# [WRITTEN PROBLEM]
Gather each line containing the string "JSON" from these entries.

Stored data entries
>>>
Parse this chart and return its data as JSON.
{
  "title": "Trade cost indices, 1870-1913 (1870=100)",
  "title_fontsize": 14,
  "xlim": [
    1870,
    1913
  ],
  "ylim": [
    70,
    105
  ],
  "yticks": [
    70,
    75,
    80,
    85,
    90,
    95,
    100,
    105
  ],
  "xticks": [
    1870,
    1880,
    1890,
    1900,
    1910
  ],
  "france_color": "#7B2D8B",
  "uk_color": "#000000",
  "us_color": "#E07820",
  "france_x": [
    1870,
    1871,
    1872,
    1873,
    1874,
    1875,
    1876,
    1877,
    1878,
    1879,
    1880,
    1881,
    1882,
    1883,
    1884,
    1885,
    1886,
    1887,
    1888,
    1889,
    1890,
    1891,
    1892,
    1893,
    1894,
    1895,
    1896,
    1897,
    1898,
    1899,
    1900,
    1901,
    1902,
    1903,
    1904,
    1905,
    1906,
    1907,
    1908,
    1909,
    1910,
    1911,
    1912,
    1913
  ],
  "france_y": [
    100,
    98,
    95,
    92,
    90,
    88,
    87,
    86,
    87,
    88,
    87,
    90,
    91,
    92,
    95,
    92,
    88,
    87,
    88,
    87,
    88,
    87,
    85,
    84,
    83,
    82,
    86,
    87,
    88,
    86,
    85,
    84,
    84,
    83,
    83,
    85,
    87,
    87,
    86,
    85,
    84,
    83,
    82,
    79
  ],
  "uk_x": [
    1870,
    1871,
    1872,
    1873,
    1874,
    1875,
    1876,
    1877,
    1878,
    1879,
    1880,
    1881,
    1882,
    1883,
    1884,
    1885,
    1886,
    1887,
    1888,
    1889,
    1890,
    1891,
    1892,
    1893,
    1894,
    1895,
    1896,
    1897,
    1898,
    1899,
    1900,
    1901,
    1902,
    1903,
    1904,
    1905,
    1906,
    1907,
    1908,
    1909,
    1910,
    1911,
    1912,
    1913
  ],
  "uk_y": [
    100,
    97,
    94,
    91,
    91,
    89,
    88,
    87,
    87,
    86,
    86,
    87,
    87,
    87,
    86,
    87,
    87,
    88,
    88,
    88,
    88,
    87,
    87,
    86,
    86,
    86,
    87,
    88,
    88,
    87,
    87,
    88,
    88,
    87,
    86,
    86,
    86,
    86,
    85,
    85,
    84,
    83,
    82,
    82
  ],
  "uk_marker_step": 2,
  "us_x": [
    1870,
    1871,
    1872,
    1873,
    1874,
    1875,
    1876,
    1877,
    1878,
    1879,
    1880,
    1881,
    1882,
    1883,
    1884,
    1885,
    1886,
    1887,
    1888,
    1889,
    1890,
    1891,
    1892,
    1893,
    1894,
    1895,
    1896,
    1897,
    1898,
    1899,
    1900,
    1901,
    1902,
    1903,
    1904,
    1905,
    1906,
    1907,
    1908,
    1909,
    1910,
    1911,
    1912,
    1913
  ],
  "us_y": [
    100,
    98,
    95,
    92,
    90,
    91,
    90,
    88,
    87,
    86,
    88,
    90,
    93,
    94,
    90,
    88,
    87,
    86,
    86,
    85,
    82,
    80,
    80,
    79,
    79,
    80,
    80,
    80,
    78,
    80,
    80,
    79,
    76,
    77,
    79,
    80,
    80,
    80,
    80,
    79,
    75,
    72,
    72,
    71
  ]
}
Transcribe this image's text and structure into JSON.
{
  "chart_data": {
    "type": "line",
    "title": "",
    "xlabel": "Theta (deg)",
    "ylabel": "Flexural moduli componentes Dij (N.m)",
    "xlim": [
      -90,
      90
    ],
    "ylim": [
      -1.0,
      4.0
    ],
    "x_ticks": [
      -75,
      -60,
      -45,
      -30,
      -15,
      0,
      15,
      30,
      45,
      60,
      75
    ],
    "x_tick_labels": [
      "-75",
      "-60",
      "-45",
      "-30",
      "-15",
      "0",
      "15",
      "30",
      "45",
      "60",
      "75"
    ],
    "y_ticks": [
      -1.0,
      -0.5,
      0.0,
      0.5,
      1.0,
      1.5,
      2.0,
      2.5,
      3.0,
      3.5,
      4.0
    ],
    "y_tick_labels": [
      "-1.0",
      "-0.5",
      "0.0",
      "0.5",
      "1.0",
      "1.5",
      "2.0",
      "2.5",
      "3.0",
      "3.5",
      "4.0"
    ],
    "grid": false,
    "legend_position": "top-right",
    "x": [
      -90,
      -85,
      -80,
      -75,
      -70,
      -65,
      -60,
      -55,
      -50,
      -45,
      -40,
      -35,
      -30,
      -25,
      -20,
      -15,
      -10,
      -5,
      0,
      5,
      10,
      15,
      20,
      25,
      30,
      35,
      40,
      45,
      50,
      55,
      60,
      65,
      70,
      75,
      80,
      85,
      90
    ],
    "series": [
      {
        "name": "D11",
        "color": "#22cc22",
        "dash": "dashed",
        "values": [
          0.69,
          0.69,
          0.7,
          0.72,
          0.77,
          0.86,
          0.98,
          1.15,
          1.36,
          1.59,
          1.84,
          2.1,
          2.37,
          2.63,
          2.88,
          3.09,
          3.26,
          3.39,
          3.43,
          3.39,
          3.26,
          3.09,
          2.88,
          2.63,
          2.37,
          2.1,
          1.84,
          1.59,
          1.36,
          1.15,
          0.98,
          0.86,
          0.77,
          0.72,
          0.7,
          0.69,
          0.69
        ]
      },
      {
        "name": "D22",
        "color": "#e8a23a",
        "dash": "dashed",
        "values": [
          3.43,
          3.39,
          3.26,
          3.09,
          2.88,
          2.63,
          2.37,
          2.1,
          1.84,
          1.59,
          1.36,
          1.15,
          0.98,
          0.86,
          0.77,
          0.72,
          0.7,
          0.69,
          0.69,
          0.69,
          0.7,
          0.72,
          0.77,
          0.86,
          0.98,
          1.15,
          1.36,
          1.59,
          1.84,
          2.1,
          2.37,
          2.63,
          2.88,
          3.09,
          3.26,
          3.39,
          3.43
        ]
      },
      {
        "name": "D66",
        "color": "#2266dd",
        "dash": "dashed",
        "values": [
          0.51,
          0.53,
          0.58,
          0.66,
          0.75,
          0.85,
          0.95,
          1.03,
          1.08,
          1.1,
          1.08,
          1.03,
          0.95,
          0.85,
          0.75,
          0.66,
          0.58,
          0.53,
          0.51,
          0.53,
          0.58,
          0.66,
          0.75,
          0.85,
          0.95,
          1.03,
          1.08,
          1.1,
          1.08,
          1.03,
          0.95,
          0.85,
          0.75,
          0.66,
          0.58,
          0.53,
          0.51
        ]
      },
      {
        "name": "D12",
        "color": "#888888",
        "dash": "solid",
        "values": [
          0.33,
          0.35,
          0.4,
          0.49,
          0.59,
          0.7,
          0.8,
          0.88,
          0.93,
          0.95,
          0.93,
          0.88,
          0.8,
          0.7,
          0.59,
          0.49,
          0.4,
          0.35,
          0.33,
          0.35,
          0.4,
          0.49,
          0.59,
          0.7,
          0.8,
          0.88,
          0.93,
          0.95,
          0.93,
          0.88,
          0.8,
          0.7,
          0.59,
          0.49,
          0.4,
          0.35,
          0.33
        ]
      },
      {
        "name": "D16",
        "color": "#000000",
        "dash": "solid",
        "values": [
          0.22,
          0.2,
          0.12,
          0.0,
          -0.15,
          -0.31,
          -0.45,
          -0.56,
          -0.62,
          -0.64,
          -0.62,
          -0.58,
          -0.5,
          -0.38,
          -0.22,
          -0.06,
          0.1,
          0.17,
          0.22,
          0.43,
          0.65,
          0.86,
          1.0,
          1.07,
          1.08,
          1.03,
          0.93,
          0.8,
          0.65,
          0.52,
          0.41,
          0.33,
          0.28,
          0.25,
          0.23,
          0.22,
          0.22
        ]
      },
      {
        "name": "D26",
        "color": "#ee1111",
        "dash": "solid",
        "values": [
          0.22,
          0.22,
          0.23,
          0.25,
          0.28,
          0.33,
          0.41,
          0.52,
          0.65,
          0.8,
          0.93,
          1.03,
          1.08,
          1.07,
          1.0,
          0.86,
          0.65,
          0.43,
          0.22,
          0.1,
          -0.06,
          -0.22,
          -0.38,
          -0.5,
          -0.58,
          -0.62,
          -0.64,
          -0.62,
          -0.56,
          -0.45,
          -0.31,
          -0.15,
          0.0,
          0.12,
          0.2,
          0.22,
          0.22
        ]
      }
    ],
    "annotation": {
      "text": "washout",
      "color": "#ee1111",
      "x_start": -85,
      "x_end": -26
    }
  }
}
<<<
# [FINISHED ANSWER]
Parse this chart and return its data as JSON.
Transcribe this image's text and structure into JSON.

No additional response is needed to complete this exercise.